[Raw records]

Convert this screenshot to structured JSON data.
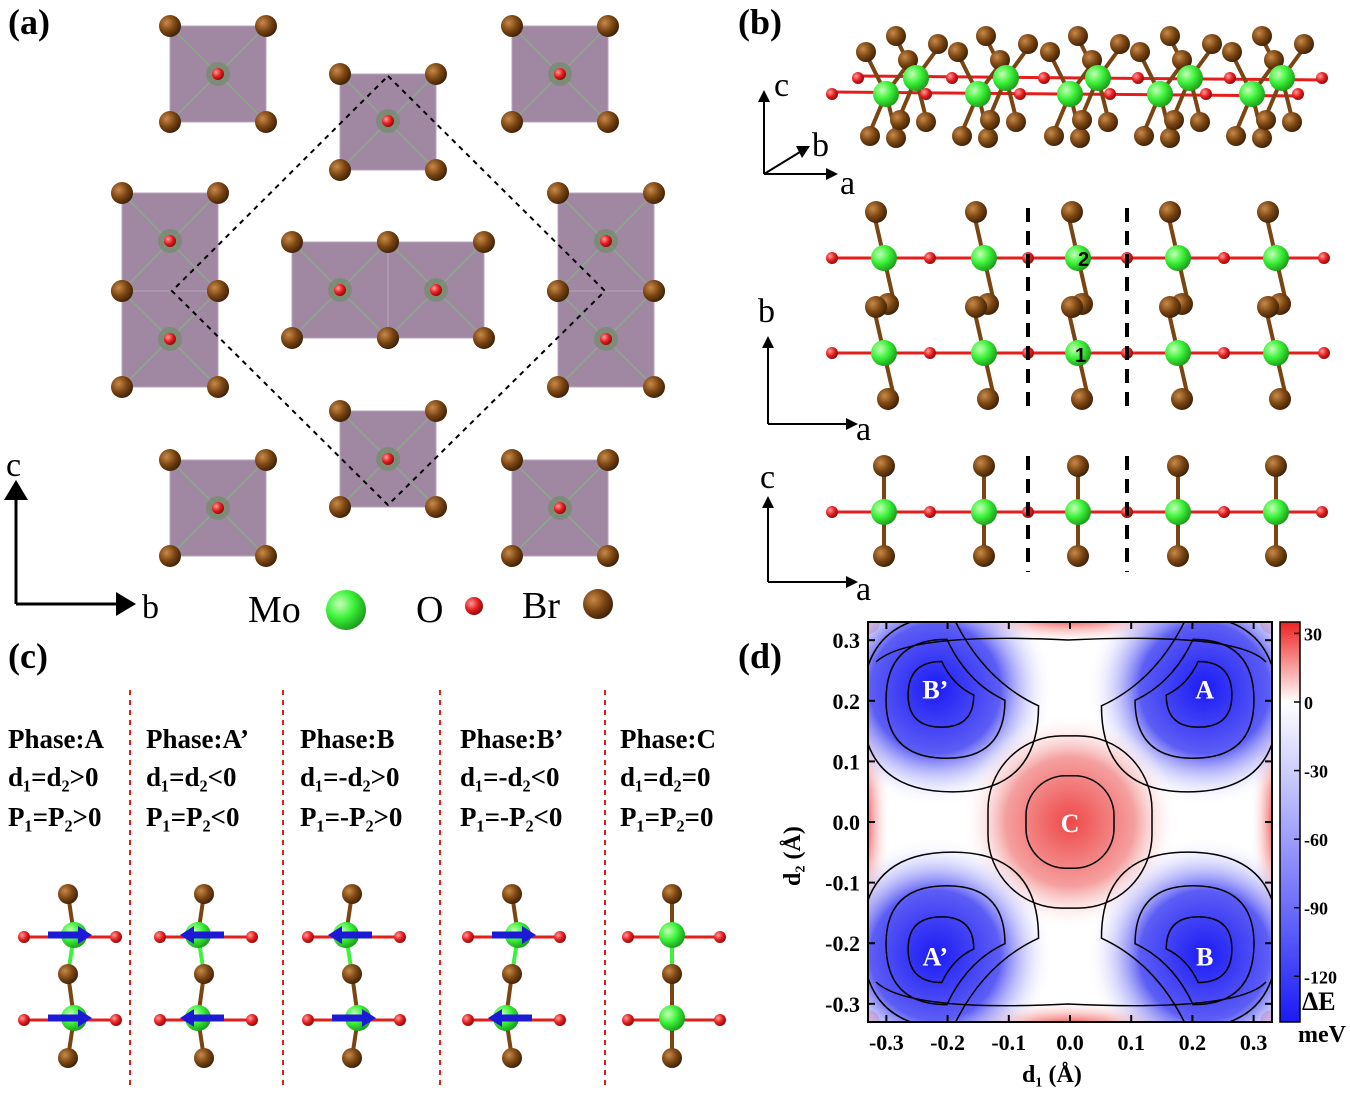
{
  "panels": {
    "a": "(a)",
    "b": "(b)",
    "c": "(c)",
    "d": "(d)"
  },
  "axes_a": {
    "vertical": "c",
    "horizontal": "b"
  },
  "axes_b": [
    {
      "up": "c",
      "diag": "b",
      "right": "a"
    },
    {
      "up": "b",
      "right": "a"
    },
    {
      "up": "c",
      "right": "a"
    }
  ],
  "atom_numbers": [
    "2",
    "1"
  ],
  "legend": [
    {
      "label": "Mo",
      "color": "#3cf23a"
    },
    {
      "label": "O",
      "color": "#e41d1d"
    },
    {
      "label": "Br",
      "color": "#7a4512"
    }
  ],
  "phases": [
    {
      "name": "Phase:A",
      "cond1": "d₁=d₂>0",
      "cond2": "P₁=P₂>0",
      "arrow_top": "right",
      "arrow_bottom": "right"
    },
    {
      "name": "Phase:A’",
      "cond1": "d₁=d₂<0",
      "cond2": "P₁=P₂<0",
      "arrow_top": "left",
      "arrow_bottom": "left"
    },
    {
      "name": "Phase:B",
      "cond1": "d₁=-d₂>0",
      "cond2": "P₁=-P₂>0",
      "arrow_top": "left",
      "arrow_bottom": "right"
    },
    {
      "name": "Phase:B’",
      "cond1": "d₁=-d₂<0",
      "cond2": "P₁=-P₂<0",
      "arrow_top": "right",
      "arrow_bottom": "left"
    },
    {
      "name": "Phase:C",
      "cond1": "d₁=d₂=0",
      "cond2": "P₁=P₂=0",
      "arrow_top": "none",
      "arrow_bottom": "none"
    }
  ],
  "chart_data": {
    "type": "heatmap",
    "xlabel": "d₁ (Å)",
    "ylabel": "d₂ (Å)",
    "xlim": [
      -0.33,
      0.33
    ],
    "ylim": [
      -0.33,
      0.33
    ],
    "x_ticks": [
      "-0.3",
      "-0.2",
      "-0.1",
      "0.0",
      "0.1",
      "0.2",
      "0.3"
    ],
    "y_ticks": [
      "0.3",
      "0.2",
      "0.1",
      "0.0",
      "-0.1",
      "-0.2",
      "-0.3"
    ],
    "x_tick_values": [
      -0.3,
      -0.2,
      -0.1,
      0.0,
      0.1,
      0.2,
      0.3
    ],
    "y_tick_values": [
      0.3,
      0.2,
      0.1,
      0.0,
      -0.1,
      -0.2,
      -0.3
    ],
    "colorbar": {
      "label": "ΔE",
      "unit": "meV",
      "ticks": [
        "30",
        "0",
        "-30",
        "-60",
        "-90",
        "-120"
      ],
      "tick_values": [
        30,
        0,
        -30,
        -60,
        -90,
        -120
      ],
      "range": [
        -140,
        35
      ],
      "colormap": [
        "#1b1bf5",
        "#ffffff",
        "#ee2222"
      ]
    },
    "minima": [
      {
        "label": "A",
        "x": 0.22,
        "y": 0.22
      },
      {
        "label": "B’",
        "x": -0.22,
        "y": 0.22
      },
      {
        "label": "C",
        "x": 0.0,
        "y": 0.0
      },
      {
        "label": "A’",
        "x": -0.22,
        "y": -0.22
      },
      {
        "label": "B",
        "x": 0.22,
        "y": -0.22
      }
    ]
  }
}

[Written task] Transcribe every record above exactly as written, leaving out any pictures.

[Worked solution]
Convert this screenshot to structured JSON data.
{
  "panels": {
    "a": "(a)",
    "b": "(b)",
    "c": "(c)",
    "d": "(d)"
  },
  "axes_a": {
    "vertical": "c",
    "horizontal": "b"
  },
  "axes_b": [
    {
      "up": "c",
      "diag": "b",
      "right": "a"
    },
    {
      "up": "b",
      "right": "a"
    },
    {
      "up": "c",
      "right": "a"
    }
  ],
  "atom_numbers": [
    "2",
    "1"
  ],
  "legend": [
    {
      "label": "Mo",
      "color": "#3cf23a"
    },
    {
      "label": "O",
      "color": "#e41d1d"
    },
    {
      "label": "Br",
      "color": "#7a4512"
    }
  ],
  "phases": [
    {
      "name": "Phase:A",
      "cond1": "d₁=d₂>0",
      "cond2": "P₁=P₂>0",
      "arrow_top": "right",
      "arrow_bottom": "right"
    },
    {
      "name": "Phase:A’",
      "cond1": "d₁=d₂<0",
      "cond2": "P₁=P₂<0",
      "arrow_top": "left",
      "arrow_bottom": "left"
    },
    {
      "name": "Phase:B",
      "cond1": "d₁=-d₂>0",
      "cond2": "P₁=-P₂>0",
      "arrow_top": "left",
      "arrow_bottom": "right"
    },
    {
      "name": "Phase:B’",
      "cond1": "d₁=-d₂<0",
      "cond2": "P₁=-P₂<0",
      "arrow_top": "right",
      "arrow_bottom": "left"
    },
    {
      "name": "Phase:C",
      "cond1": "d₁=d₂=0",
      "cond2": "P₁=P₂=0",
      "arrow_top": "none",
      "arrow_bottom": "none"
    }
  ],
  "chart_data": {
    "type": "heatmap",
    "xlabel": "d₁ (Å)",
    "ylabel": "d₂ (Å)",
    "xlim": [
      -0.33,
      0.33
    ],
    "ylim": [
      -0.33,
      0.33
    ],
    "x_ticks": [
      "-0.3",
      "-0.2",
      "-0.1",
      "0.0",
      "0.1",
      "0.2",
      "0.3"
    ],
    "y_ticks": [
      "0.3",
      "0.2",
      "0.1",
      "0.0",
      "-0.1",
      "-0.2",
      "-0.3"
    ],
    "x_tick_values": [
      -0.3,
      -0.2,
      -0.1,
      0.0,
      0.1,
      0.2,
      0.3
    ],
    "y_tick_values": [
      0.3,
      0.2,
      0.1,
      0.0,
      -0.1,
      -0.2,
      -0.3
    ],
    "colorbar": {
      "label": "ΔE",
      "unit": "meV",
      "ticks": [
        "30",
        "0",
        "-30",
        "-60",
        "-90",
        "-120"
      ],
      "tick_values": [
        30,
        0,
        -30,
        -60,
        -90,
        -120
      ],
      "range": [
        -140,
        35
      ],
      "colormap": [
        "#1b1bf5",
        "#ffffff",
        "#ee2222"
      ]
    },
    "minima": [
      {
        "label": "A",
        "x": 0.22,
        "y": 0.22
      },
      {
        "label": "B’",
        "x": -0.22,
        "y": 0.22
      },
      {
        "label": "C",
        "x": 0.0,
        "y": 0.0
      },
      {
        "label": "A’",
        "x": -0.22,
        "y": -0.22
      },
      {
        "label": "B",
        "x": 0.22,
        "y": -0.22
      }
    ]
  }
}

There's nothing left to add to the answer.